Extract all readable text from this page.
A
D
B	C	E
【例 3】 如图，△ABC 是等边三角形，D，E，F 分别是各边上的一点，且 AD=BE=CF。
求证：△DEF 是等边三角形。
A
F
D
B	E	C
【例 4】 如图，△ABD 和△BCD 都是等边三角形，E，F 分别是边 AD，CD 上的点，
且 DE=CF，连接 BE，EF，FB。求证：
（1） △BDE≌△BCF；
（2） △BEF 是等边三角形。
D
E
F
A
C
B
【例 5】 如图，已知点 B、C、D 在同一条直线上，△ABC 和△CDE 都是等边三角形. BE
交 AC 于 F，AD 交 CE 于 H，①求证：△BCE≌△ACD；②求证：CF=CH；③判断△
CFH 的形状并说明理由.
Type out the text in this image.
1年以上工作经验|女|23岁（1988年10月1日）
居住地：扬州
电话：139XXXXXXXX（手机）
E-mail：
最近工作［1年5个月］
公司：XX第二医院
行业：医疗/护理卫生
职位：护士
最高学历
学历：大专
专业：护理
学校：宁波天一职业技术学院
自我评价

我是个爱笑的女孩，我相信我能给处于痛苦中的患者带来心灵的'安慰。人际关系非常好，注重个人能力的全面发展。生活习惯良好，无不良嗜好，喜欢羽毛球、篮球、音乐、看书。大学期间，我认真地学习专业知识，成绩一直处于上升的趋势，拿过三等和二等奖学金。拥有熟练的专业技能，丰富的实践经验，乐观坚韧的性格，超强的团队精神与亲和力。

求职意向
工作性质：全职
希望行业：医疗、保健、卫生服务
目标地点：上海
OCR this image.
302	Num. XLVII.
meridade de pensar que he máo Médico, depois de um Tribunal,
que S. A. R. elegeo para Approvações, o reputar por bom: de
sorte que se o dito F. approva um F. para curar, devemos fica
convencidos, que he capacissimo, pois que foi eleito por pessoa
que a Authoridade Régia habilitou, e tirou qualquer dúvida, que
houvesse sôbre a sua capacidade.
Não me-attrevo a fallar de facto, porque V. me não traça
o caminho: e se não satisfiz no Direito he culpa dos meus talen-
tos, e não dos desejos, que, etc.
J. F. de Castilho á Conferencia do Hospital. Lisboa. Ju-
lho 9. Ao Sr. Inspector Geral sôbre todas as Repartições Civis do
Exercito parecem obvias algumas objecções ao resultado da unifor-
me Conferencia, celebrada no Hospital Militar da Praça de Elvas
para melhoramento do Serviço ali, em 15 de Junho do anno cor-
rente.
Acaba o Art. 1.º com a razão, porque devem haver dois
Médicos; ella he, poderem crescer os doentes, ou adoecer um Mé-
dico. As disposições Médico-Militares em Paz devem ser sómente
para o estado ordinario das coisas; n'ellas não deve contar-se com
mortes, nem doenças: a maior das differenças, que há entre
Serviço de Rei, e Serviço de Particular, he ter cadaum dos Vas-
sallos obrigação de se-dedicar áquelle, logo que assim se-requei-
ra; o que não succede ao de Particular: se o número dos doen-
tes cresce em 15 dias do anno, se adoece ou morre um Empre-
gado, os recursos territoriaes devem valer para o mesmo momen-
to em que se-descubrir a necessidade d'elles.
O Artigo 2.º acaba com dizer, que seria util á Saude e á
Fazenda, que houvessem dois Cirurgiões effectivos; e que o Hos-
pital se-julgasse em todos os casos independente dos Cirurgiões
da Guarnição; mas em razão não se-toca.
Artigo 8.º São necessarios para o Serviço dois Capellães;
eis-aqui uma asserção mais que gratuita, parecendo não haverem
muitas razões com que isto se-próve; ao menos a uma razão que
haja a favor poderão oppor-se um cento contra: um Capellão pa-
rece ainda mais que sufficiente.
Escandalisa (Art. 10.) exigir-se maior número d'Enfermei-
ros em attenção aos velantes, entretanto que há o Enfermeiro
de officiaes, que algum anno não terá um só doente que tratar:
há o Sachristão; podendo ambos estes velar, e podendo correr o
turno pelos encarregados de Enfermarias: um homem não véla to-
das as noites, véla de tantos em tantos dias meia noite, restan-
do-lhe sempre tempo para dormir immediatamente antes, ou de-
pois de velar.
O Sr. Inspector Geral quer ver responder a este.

+===+

**Instructions to follow:** Return all of the entries word for word.

**Output of the task:**
Extract all readable text from this page.
A
D
B	C	E
【例 3】 如图，△ABC 是等边三角形，D，E，F 分别是各边上的一点，且 AD=BE=CF。
求证：△DEF 是等边三角形。
A
F
D
B	E	C
【例 4】 如图，△ABD 和△BCD 都是等边三角形，E，F 分别是边 AD，CD 上的点，
且 DE=CF，连接 BE，EF，FB。求证：
（1） △BDE≌△BCF；
（2） △BEF 是等边三角形。
D
E
F
A
C
B
【例 5】 如图，已知点 B、C、D 在同一条直线上，△ABC 和△CDE 都是等边三角形. BE
交 AC 于 F，AD 交 CE 于 H，①求证：△BCE≌△ACD；②求证：CF=CH；③判断△
CFH 的形状并说明理由.
Type out the text in this image.
1年以上工作经验|女|23岁（1988年10月1日）
居住地：扬州
电话：139XXXXXXXX（手机）
E-mail：
最近工作［1年5个月］
公司：XX第二医院
行业：医疗/护理卫生
职位：护士
最高学历
学历：大专
专业：护理
学校：宁波天一职业技术学院
自我评价

我是个爱笑的女孩，我相信我能给处于痛苦中的患者带来心灵的'安慰。人际关系非常好，注重个人能力的全面发展。生活习惯良好，无不良嗜好，喜欢羽毛球、篮球、音乐、看书。大学期间，我认真地学习专业知识，成绩一直处于上升的趋势，拿过三等和二等奖学金。拥有熟练的专业技能，丰富的实践经验，乐观坚韧的性格，超强的团队精神与亲和力。

求职意向
工作性质：全职
希望行业：医疗、保健、卫生服务
目标地点：上海
OCR this image.
302	Num. XLVII.
meridade de pensar que he máo Médico, depois de um Tribunal,
que S. A. R. elegeo para Approvações, o reputar por bom: de
sorte que se o dito F. approva um F. para curar, devemos fica
convencidos, que he capacissimo, pois que foi eleito por pessoa
que a Authoridade Régia habilitou, e tirou qualquer dúvida, que
houvesse sôbre a sua capacidade.
Não me-attrevo a fallar de facto, porque V. me não traça
o caminho: e se não satisfiz no Direito he culpa dos meus talen-
tos, e não dos desejos, que, etc.
J. F. de Castilho á Conferencia do Hospital. Lisboa. Ju-
lho 9. Ao Sr. Inspector Geral sôbre todas as Repartições Civis do
Exercito parecem obvias algumas objecções ao resultado da unifor-
me Conferencia, celebrada no Hospital Militar da Praça de Elvas
para melhoramento do Serviço ali, em 15 de Junho do anno cor-
rente.
Acaba o Art. 1.º com a razão, porque devem haver dois
Médicos; ella he, poderem crescer os doentes, ou adoecer um Mé-
dico. As disposições Médico-Militares em Paz devem ser sómente
para o estado ordinario das coisas; n'ellas não deve contar-se com
mortes, nem doenças: a maior das differenças, que há entre
Serviço de Rei, e Serviço de Particular, he ter cadaum dos Vas-
sallos obrigação de se-dedicar áquelle, logo que assim se-requei-
ra; o que não succede ao de Particular: se o número dos doen-
tes cresce em 15 dias do anno, se adoece ou morre um Empre-
gado, os recursos territoriaes devem valer para o mesmo momen-
to em que se-descubrir a necessidade d'elles.
O Artigo 2.º acaba com dizer, que seria util á Saude e á
Fazenda, que houvessem dois Cirurgiões effectivos; e que o Hos-
pital se-julgasse em todos os casos independente dos Cirurgiões
da Guarnição; mas em razão não se-toca.
Artigo 8.º São necessarios para o Serviço dois Capellães;
eis-aqui uma asserção mais que gratuita, parecendo não haverem
muitas razões com que isto se-próve; ao menos a uma razão que
haja a favor poderão oppor-se um cento contra: um Capellão pa-
rece ainda mais que sufficiente.
Escandalisa (Art. 10.) exigir-se maior número d'Enfermei-
ros em attenção aos velantes, entretanto que há o Enfermeiro
de officiaes, que algum anno não terá um só doente que tratar:
há o Sachristão; podendo ambos estes velar, e podendo correr o
turno pelos encarregados de Enfermarias: um homem não véla to-
das as noites, véla de tantos em tantos dias meia noite, restan-
do-lhe sempre tempo para dormir immediatamente antes, ou de-
pois de velar.
O Sr. Inspector Geral quer ver responder a este.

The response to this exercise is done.